■ **WORK TO BE COMPLETED**: Search the data for the word "page". Reproduce every line where it is found.

Saved entries

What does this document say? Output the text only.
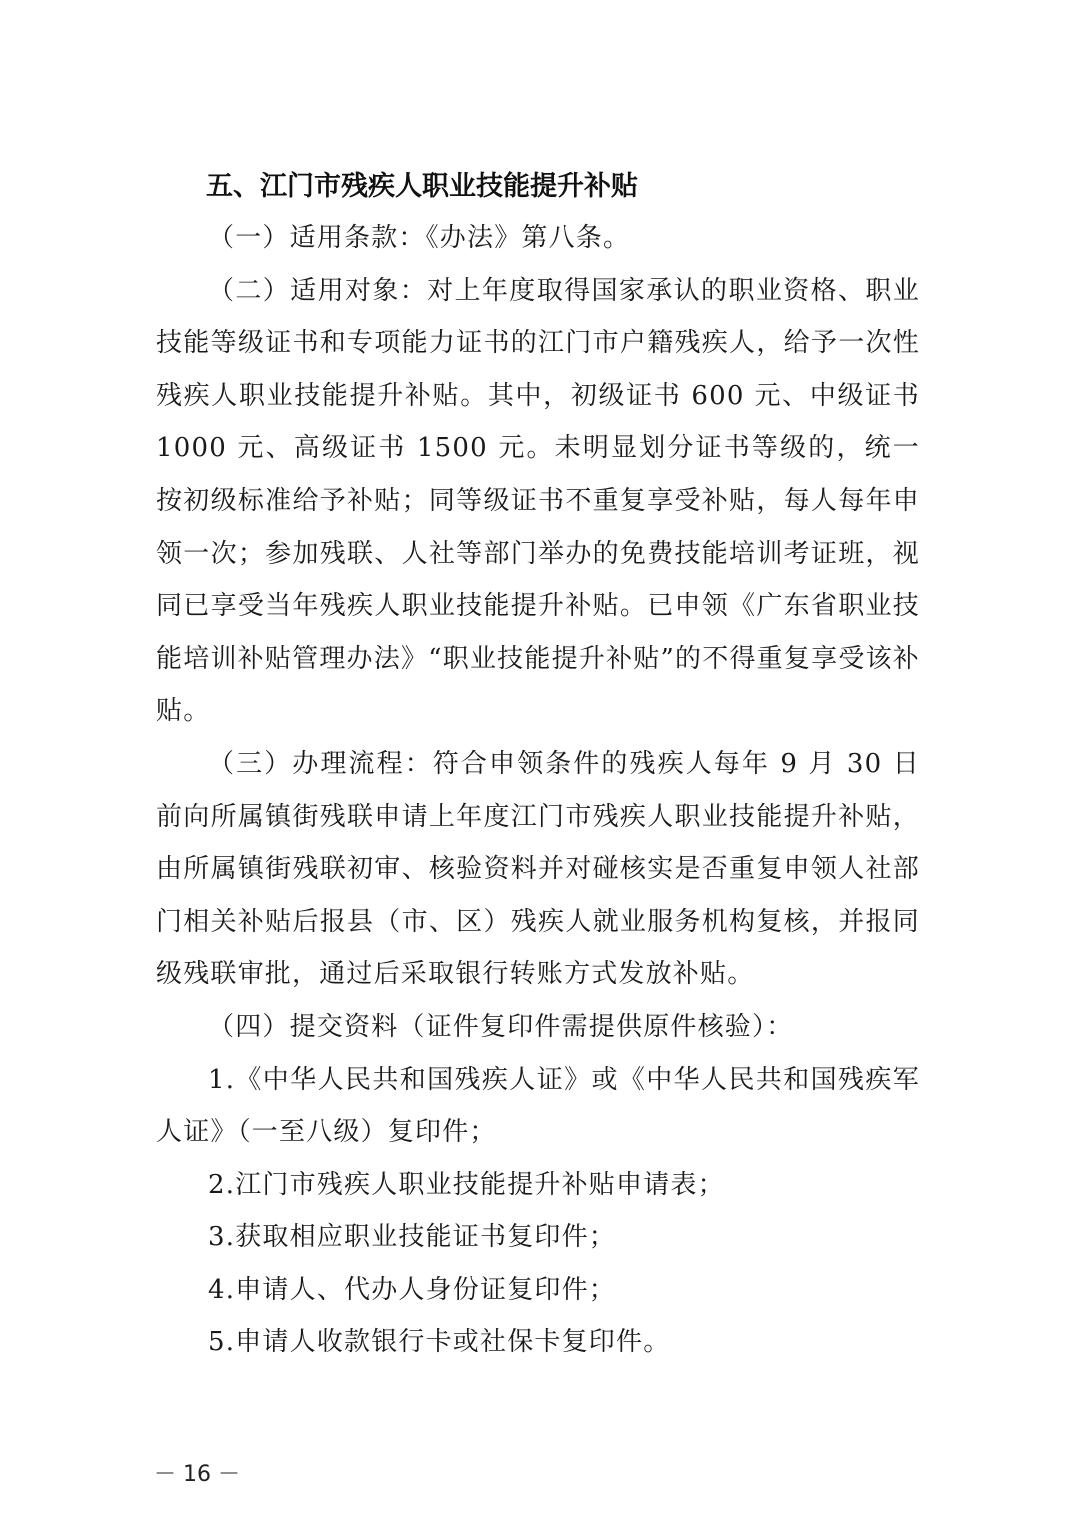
五、江门市残疾人职业技能提升补贴

（一）适用条款：《办法》第八条。

（二）适用对象：对上年度取得国家承认的职业资格、职业技能等级证书和专项能力证书的江门市户籍残疾人，给予一次性残疾人职业技能提升补贴。其中，初级证书 600 元、中级证书 1000 元、高级证书 1500 元。未明显划分证书等级的，统一按初级标准给予补贴；同等级证书不重复享受补贴，每人每年申领一次；参加残联、人社等部门举办的免费技能培训考证班，视同已享受当年残疾人职业技能提升补贴。已申领《广东省职业技能培训补贴管理办法》“职业技能提升补贴”的不得重复享受该补贴。

（三）办理流程：符合申领条件的残疾人每年 9 月 30 日前向所属镇街残联申请上年度江门市残疾人职业技能提升补贴，由所属镇街残联初审、核验资料并对碰核实是否重复申领人社部门相关补贴后报县（市、区）残疾人就业服务机构复核，并报同级残联审批，通过后采取银行转账方式发放补贴。

（四）提交资料（证件复印件需提供原件核验）：

1.《中华人民共和国残疾人证》或《中华人民共和国残疾军人证》（一至八级）复印件；

2.江门市残疾人职业技能提升补贴申请表；

3.获取相应职业技能证书复印件；

4.申请人、代办人身份证复印件；

5.申请人收款银行卡或社保卡复印件。

－ 16 －
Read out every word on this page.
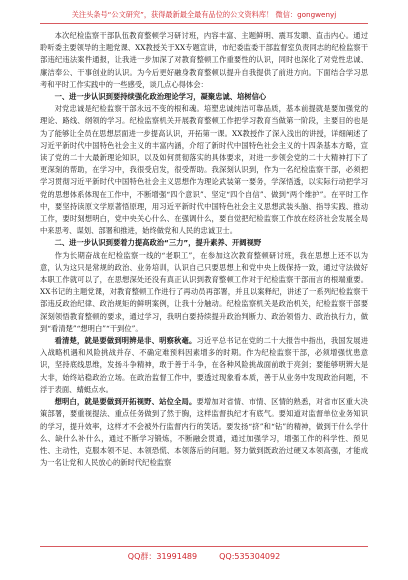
关注头条号“公文研究”，获得最新最全最有品位的公文资料库！ 微信：gongwenyj

本次纪检监察干部队伍教育整顿学习研讨班，内容丰富、主题鲜明、震耳发聩、直击内心。通过聆听委主要领导的主题党课、XX教授关于XX专题宣讲，市纪委监委干部监督室负责同志的纪检监察干部违纪违法案件通报，让我进一步加深了对教育整顿工作重要性的认识，同时也深化了对党性忠诚、廉洁奉公、干事创业的认识。为今后更好融身教育整顿以提升自我提供了前进方向。下面结合学习思考和平时工作实践中的一些感受，谈几点心得体会：

一、进一步认识到要持续强化政治理论学习，凝聚忠诚、培树信心

对党忠诚是纪检监察干部永远不变的根和魂。培塑忠诚纯洁可靠品质，基本前提就是要加强党的理论、路线、纲领的学习。纪检监察机关开展教育整顿工作把学习教育当做第一阶段，主要目的也是为了能够让全员在思想层面进一步提高认识，开拓第一课。XX教授作了深入浅出的讲授，详细阐述了习近平新时代中国特色社会主义的丰富内涵，介绍了新时代中国特色社会主义的十四条基本方略，宣读了党的二十大最新理论知识，以及如何贯彻落实的具体要求，对进一步领会党的二十大精神打下了更深刻的帮助，在学习中，我很受启发，很受帮助。我深刻认识到，作为一名纪检监察干部，必须把学习贯彻习近平新时代中国特色社会主义思想作为理论武装第一要务，学深悟透，以实际行动把学习党的思想体系体现在工作中，不断增强“四个意识”、坚定“四个自信”、做到“两个维护”。在平时工作中，要坚持读原文学原著悟原理，用习近平新时代中国特色社会主义思想武装头脑、指导实践、推动工作，要时刻想明白，党中央关心什么、在强调什么，要自觉把纪检监察工作放在经济社会发展全局中来思考、谋划、部署和推进，始终做党和人民的忠诚卫士。

二、进一步认识到要着力提高政治“三力”，提升素养、开阔视野

作为长期奋战在纪检监察一线的“老职工”，在参加这次教育整顿研讨班，我在思想上还不以为意，认为这只是常规的政治、业务培训，认识自己只要思想上和党中央上级保持一致，通过守法做好本职工作就可以了，在思想深处还没有真正认识到教育整顿工作对于纪检监察干部而言的根端重要。XX书记的主题党课，对教育整顿工作进行了再动员再部署，并且以案释纪，讲述了一系列纪检监察干部违反政治纪律、政治规矩的鲜明案例，让我十分触动。纪检监察机关是政治机关，纪检监察干部要深刻领悟教育整顿的要求，通过学习，我明白要持续提升政治判断力、政治领悟力、政治执行力，做到“看清楚”“想明白”“干到位”。

看清楚，就是要做到明辨是非、明察秋毫。习近平总书记在党的二十大报告中指出，我国发展进入战略机遇和风险挑战并存、不确定难预料因素增多的时期。作为纪检监察干部，必须增强忧患意识，坚持底线思维，发扬斗争精神，敢于善于斗争，在各种风险挑战面前敢于亮剑；要能够明辨大是大非，始终站稳政治立场。在政治监督工作中，要透过现象看本质，善于从业务中发现政治问题，不浮于表面、蜻蜓点水。

想明白，就是要做到开拓视野、站位全局。要增加对省情、市情、区情的熟悉，对省市区重大决策部署，要重视提法、重点任务做到了然于胸，这样监督执纪才有底气。要知道对监督单位业务知识的学习，提升效率，这样才不会被外行监督内行的笑话。要发扬“挤”和“钻”的精神，做到干什么学什么、缺什么补什么，通过不断学习锻炼，不断融会贯通，通过加强学习，增强工作的科学性、预见性、主动性，克服本领不足、本领恐慌、本领落后的问题。努力做到既政治过硬又本领高强，才能成为一名让党和人民放心的新时代纪检监察

QQ群：31991489	QQ:535304092
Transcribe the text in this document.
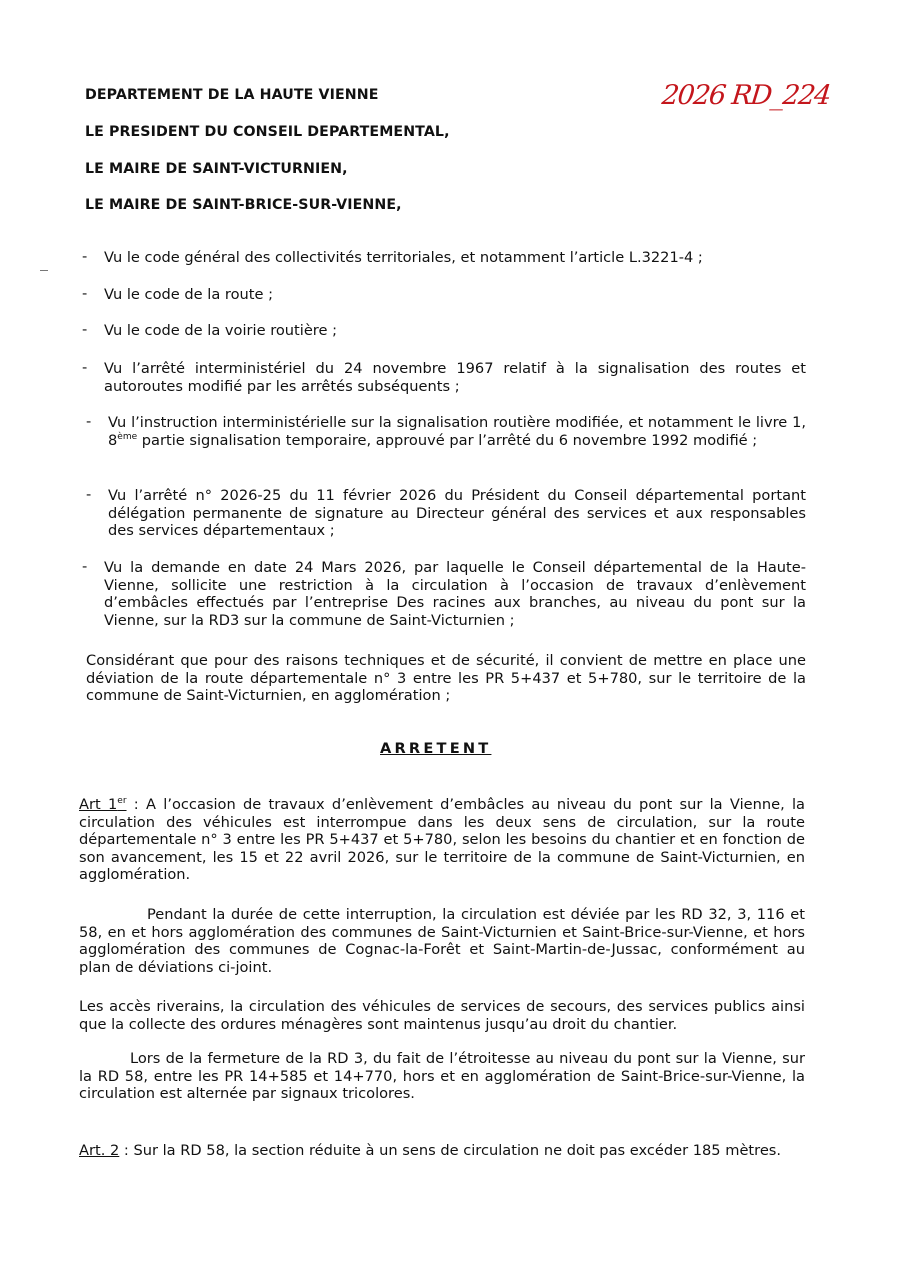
DEPARTEMENT DE LA HAUTE VIENNE

LE PRESIDENT DU CONSEIL DEPARTEMENTAL,

LE MAIRE DE SAINT-VICTURNIEN,

LE MAIRE DE SAINT-BRICE-SUR-VIENNE,

2026 RD_224
- Vu le code général des collectivités territoriales, et notamment l’article L.3221-4 ;

- Vu le code de la route ;

- Vu le code de la voirie routière ;

- Vu l’arrêté interministériel du 24 novembre 1967 relatif à la signalisation des routes et autoroutes modifié par les arrêtés subséquents ;

- Vu l’instruction interministérielle sur la signalisation routière modifiée, et notamment le livre 1, 8ème partie signalisation temporaire, approuvé par l’arrêté du 6 novembre 1992 modifié ;

- Vu l’arrêté n° 2026-25 du 11 février 2026 du Président du Conseil départemental portant délégation permanente de signature au Directeur général des services et aux responsables des services départementaux ;

- Vu la demande en date 24 Mars 2026, par laquelle le Conseil départemental de la Haute-Vienne, sollicite une restriction à la circulation à l’occasion de travaux d’enlèvement d’embâcles effectués par l’entreprise Des racines aux branches, au niveau du pont sur la Vienne, sur la RD3 sur la commune de Saint-Victurnien ;

Considérant que pour des raisons techniques et de sécurité, il convient de mettre en place une déviation de la route départementale n° 3 entre les PR 5+437 et 5+780, sur le territoire de la commune de Saint-Victurnien, en agglomération ;

ARRETENT

Art 1er : A l’occasion de travaux d’enlèvement d’embâcles au niveau du pont sur la Vienne, la circulation des véhicules est interrompue dans les deux sens de circulation, sur la route départementale n° 3 entre les PR 5+437 et 5+780, selon les besoins du chantier et en fonction de son avancement, les 15 et 22 avril 2026, sur le territoire de la commune de Saint-Victurnien, en agglomération.

Pendant la durée de cette interruption, la circulation est déviée par les RD 32, 3, 116 et 58, en et hors agglomération des communes de Saint-Victurnien et Saint-Brice-sur-Vienne, et hors agglomération des communes de Cognac-la-Forêt et Saint-Martin-de-Jussac, conformément au plan de déviations ci-joint.

Les accès riverains, la circulation des véhicules de services de secours, des services publics ainsi que la collecte des ordures ménagères sont maintenus jusqu’au droit du chantier.

Lors de la fermeture de la RD 3, du fait de l’étroitesse au niveau du pont sur la Vienne, sur la RD 58, entre les PR 14+585 et 14+770, hors et en agglomération de Saint-Brice-sur-Vienne, la circulation est alternée par signaux tricolores.

Art. 2 : Sur la RD 58, la section réduite à un sens de circulation ne doit pas excéder 185 mètres.
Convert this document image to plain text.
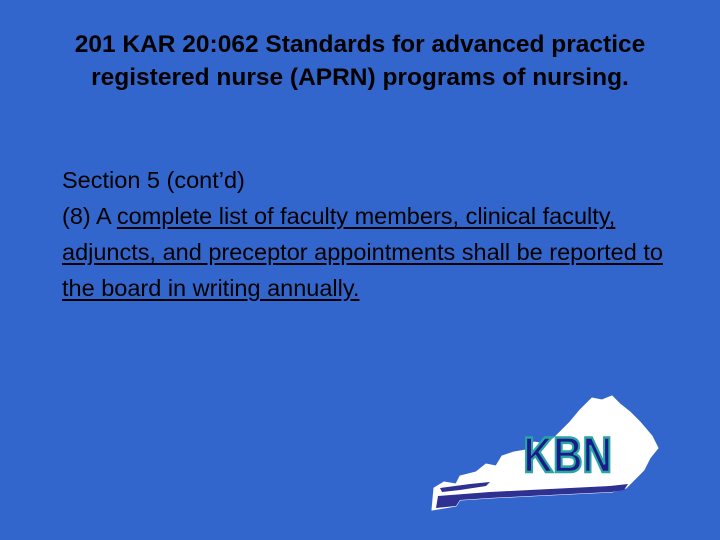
201 KAR 20:062 Standards for advanced practice registered nurse (APRN) programs of nursing.

Section 5 (cont’d)

(8) A complete list of faculty members, clinical faculty, adjuncts, and preceptor appointments shall be reported to the board in writing annually.

KBN
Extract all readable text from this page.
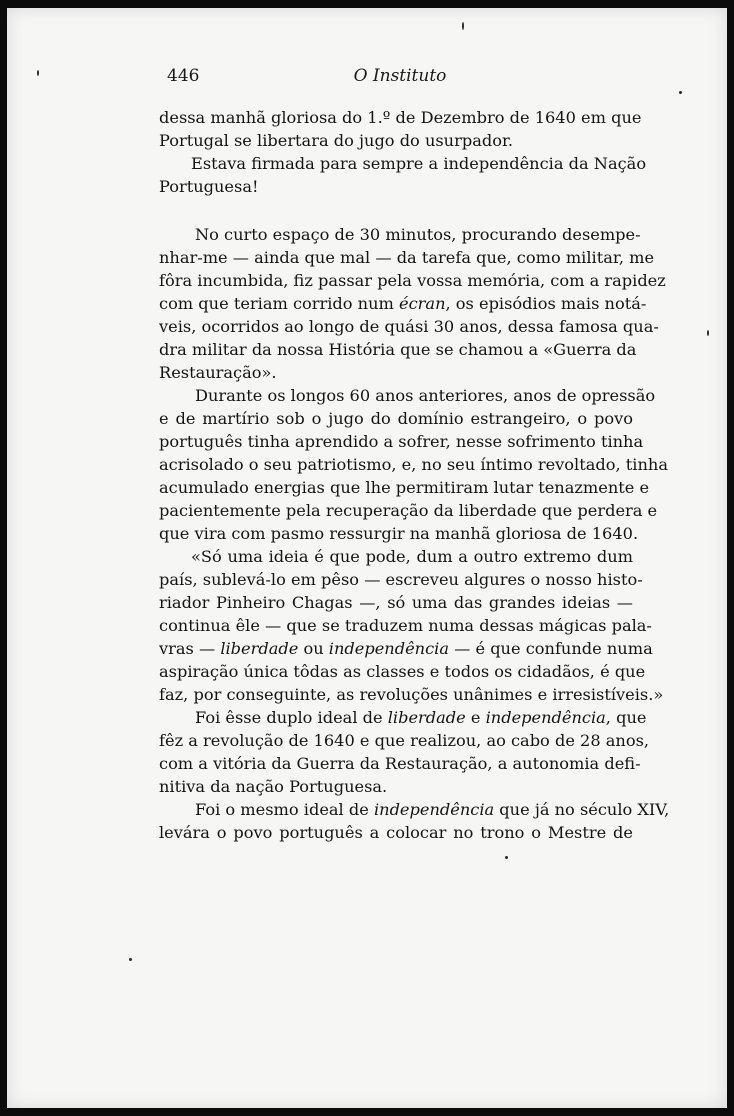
446	O Instituto

dessa manhã gloriosa do 1.º de Dezembro de 1640 em que
Portugal se libertara do jugo do usurpador.

Estava firmada para sempre a independência da Nação
Portuguesa!

No curto espaço de 30 minutos, procurando desempe-
nhar-me — ainda que mal — da tarefa que, como militar, me
fôra incumbida, fiz passar pela vossa memória, com a rapidez
com que teriam corrido num écran, os episódios mais notá-
veis, ocorridos ao longo de quási 30 anos, dessa famosa qua-
dra militar da nossa História que se chamou a «Guerra da
Restauração».

Durante os longos 60 anos anteriores, anos de opressão
e de martírio sob o jugo do domínio estrangeiro, o povo
português tinha aprendido a sofrer, nesse sofrimento tinha
acrisolado o seu patriotismo, e, no seu íntimo revoltado, tinha
acumulado energias que lhe permitiram lutar tenazmente e
pacientemente pela recuperação da liberdade que perdera e
que vira com pasmo ressurgir na manhã gloriosa de 1640.

«Só uma ideia é que pode, dum a outro extremo dum
país, sublevá-lo em pêso — escreveu algures o nosso histo-
riador Pinheiro Chagas —, só uma das grandes ideias —
continua êle — que se traduzem numa dessas mágicas pala-
vras — liberdade ou independência — é que confunde numa
aspiração única tôdas as classes e todos os cidadãos, é que
faz, por conseguinte, as revoluções unânimes e irresistíveis.»

Foi êsse duplo ideal de liberdade e independência, que
fêz a revolução de 1640 e que realizou, ao cabo de 28 anos,
com a vitória da Guerra da Restauração, a autonomia defi-
nitiva da nação Portuguesa.

Foi o mesmo ideal de independência que já no século XIV,
levára o povo português a colocar no trono o Mestre de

■ **SOLUTION TO THIS PROBLEM**:
Read out every word on this page.
Extract all readable text from this page.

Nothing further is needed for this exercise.